(Stored entries)
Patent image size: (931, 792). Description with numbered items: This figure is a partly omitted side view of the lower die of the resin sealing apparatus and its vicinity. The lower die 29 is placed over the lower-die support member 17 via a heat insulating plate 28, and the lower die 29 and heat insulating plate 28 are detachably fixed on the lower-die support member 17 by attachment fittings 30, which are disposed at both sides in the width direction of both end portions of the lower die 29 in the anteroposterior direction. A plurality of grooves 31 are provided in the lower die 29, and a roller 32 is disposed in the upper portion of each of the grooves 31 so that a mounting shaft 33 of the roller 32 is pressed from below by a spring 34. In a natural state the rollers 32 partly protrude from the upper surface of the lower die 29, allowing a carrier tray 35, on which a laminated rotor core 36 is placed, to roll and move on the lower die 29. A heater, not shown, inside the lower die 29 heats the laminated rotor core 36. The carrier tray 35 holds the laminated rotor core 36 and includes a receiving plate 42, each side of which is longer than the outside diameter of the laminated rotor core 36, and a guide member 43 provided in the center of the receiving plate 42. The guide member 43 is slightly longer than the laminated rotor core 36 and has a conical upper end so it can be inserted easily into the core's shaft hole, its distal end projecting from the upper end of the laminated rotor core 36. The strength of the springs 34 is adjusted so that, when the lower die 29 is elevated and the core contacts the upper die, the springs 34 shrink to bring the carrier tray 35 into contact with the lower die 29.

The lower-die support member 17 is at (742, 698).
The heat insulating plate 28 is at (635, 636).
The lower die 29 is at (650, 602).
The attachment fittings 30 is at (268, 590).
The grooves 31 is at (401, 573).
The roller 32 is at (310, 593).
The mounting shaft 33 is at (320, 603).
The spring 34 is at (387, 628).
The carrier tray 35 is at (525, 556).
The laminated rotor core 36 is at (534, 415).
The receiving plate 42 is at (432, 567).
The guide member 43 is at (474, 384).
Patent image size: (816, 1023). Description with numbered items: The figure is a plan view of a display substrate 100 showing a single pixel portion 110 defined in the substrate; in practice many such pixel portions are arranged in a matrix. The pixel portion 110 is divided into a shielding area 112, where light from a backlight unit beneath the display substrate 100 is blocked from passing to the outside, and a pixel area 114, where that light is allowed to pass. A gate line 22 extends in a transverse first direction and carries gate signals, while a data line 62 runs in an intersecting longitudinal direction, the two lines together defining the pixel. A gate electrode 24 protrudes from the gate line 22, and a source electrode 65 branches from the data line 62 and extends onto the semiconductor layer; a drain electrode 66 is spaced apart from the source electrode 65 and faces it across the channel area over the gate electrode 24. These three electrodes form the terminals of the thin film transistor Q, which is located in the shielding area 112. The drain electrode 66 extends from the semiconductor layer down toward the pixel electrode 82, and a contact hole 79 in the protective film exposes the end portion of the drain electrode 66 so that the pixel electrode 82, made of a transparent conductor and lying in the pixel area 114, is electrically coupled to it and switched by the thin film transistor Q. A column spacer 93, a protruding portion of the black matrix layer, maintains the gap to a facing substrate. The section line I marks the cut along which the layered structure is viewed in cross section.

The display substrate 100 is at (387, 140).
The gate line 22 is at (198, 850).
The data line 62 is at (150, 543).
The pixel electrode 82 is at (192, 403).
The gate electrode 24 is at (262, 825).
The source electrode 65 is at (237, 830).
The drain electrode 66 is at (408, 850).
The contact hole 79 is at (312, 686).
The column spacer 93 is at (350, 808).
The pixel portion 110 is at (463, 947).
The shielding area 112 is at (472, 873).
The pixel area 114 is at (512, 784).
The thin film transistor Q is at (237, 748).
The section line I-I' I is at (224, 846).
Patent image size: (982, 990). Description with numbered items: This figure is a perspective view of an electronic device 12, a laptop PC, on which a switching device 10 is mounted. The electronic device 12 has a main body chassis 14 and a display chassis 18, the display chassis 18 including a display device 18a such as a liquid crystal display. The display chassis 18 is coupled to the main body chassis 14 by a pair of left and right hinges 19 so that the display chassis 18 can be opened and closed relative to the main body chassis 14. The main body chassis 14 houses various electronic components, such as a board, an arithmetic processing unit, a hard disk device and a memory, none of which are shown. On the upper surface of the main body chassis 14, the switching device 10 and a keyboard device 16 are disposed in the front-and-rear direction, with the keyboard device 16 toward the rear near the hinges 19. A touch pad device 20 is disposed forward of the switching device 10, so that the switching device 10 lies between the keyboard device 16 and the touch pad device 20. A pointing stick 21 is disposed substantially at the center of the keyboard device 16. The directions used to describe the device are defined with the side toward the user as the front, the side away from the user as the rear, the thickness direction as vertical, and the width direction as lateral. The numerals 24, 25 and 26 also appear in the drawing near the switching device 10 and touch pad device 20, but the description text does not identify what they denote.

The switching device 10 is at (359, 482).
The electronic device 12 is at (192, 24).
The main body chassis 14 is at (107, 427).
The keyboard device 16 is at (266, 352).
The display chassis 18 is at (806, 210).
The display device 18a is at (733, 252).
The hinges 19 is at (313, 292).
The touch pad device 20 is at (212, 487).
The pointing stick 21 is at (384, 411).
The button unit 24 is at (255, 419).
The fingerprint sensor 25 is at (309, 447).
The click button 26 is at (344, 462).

What is required: Turn the data, from its first line through the line containing "The carrier tray 35 is at (525, 556).", into a Markdown table with the columns Row and Data Line, numbering each row and skipping blank lines.

Answer to this problem:
| Row | Data Line |
|---|---|
| 1 | Patent image size: (931, 792). Description with numbered items: This figure is a partly omitted side view of the lower die of the resin sealing apparatus and its vicinity. The lower die 29 is placed over the lower-die support member 17 via a heat insulating plate 28, and the lower die 29 and heat insulating plate 28 are detachably fixed on the lower-die support member 17 by attachment fittings 30, which are disposed at both sides in the width direction of both end portions of the lower die 29 in the anteroposterior direction. A plurality of grooves 31 are provided in the lower die 29, and a roller 32 is disposed in the upper portion of each of the grooves 31 so that a mounting shaft 33 of the roller 32 is pressed from below by a spring 34. In a natural state the rollers 32 partly protrude from the upper surface of the lower die 29, allowing a carrier tray 35, on which a laminated rotor core 36 is placed, to roll and move on the lower die 29. A heater, not shown, inside the lower die 29 heats the laminated rotor core 36. The carrier tray 35 holds the laminated rotor core 36 and includes a receiving plate 42, each side of which is longer than the outside diameter of the laminated rotor core 36, and a guide member 43 provided in the center of the receiving plate 42. The guide member 43 is slightly longer than the laminated rotor core 36 and has a conical upper end so it can be inserted easily into the core's shaft hole, its distal end projecting from the upper end of the laminated rotor core 36. The strength of the springs 34 is adjusted so that, when the lower die 29 is elevated and the core contacts the upper die, the springs 34 shrink to bring the carrier tray 35 into contact with the lower die 29. |
| 2 | The lower-die support member 17 is at (742, 698). |
| 3 | The heat insulating plate 28 is at (635, 636). |
| 4 | The lower die 29 is at (650, 602). |
| 5 | The attachment fittings 30 is at (268, 590). |
| 6 | The grooves 31 is at (401, 573). |
| 7 | The roller 32 is at (310, 593). |
| 8 | The mounting shaft 33 is at (320, 603). |
| 9 | The spring 34 is at (387, 628). |
| 10 | The carrier tray 35 is at (525, 556). |